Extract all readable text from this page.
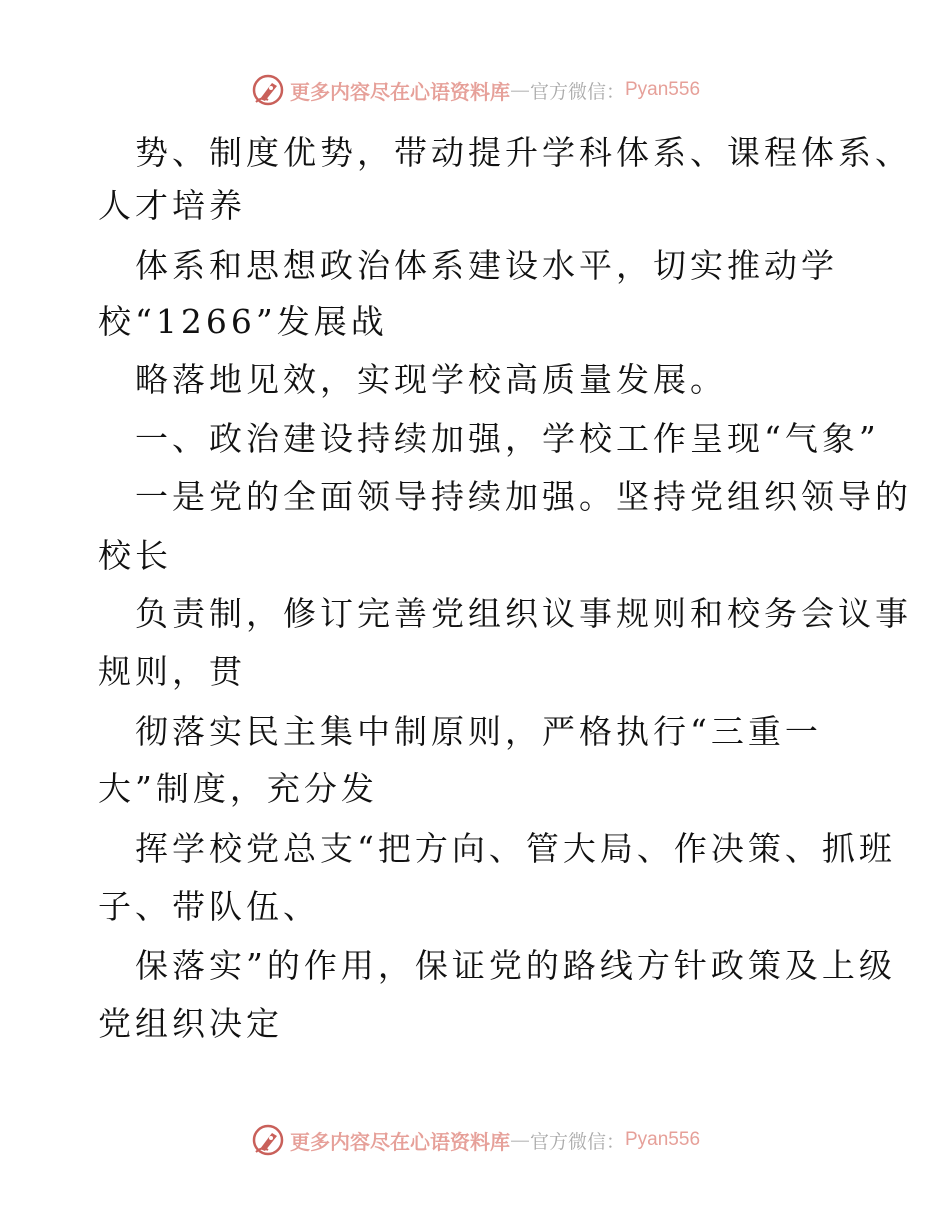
更多内容尽在心语资料库 — 官方微信： Pyan556
势、制度优势，带动提升学科体系、课程体系、
人才培养
体系和思想政治体系建设水平，切实推动学
校“1266”发展战
略落地见效，实现学校高质量发展。
一、政治建设持续加强，学校工作呈现“气象”
一是党的全面领导持续加强。坚持党组织领导的
校长
负责制，修订完善党组织议事规则和校务会议事
规则，贯
彻落实民主集中制原则，严格执行“三重一
大”制度，充分发
挥学校党总支“把方向、管大局、作决策、抓班
子、带队伍、
保落实”的作用，保证党的路线方针政策及上级
党组织决定
更多内容尽在心语资料库 — 官方微信： Pyan556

* [The exercise] Reproduce each line word for word and drop the pictures.

* [Response for this exercise]
Extract all readable text from this page.
更多内容尽在心语资料库 — 官方微信： Pyan556
势、制度优势，带动提升学科体系、课程体系、
人才培养
体系和思想政治体系建设水平，切实推动学
校“1266”发展战
略落地见效，实现学校高质量发展。
一、政治建设持续加强，学校工作呈现“气象”
一是党的全面领导持续加强。坚持党组织领导的
校长
负责制，修订完善党组织议事规则和校务会议事
规则，贯
彻落实民主集中制原则，严格执行“三重一
大”制度，充分发
挥学校党总支“把方向、管大局、作决策、抓班
子、带队伍、
保落实”的作用，保证党的路线方针政策及上级
党组织决定
更多内容尽在心语资料库 — 官方微信： Pyan556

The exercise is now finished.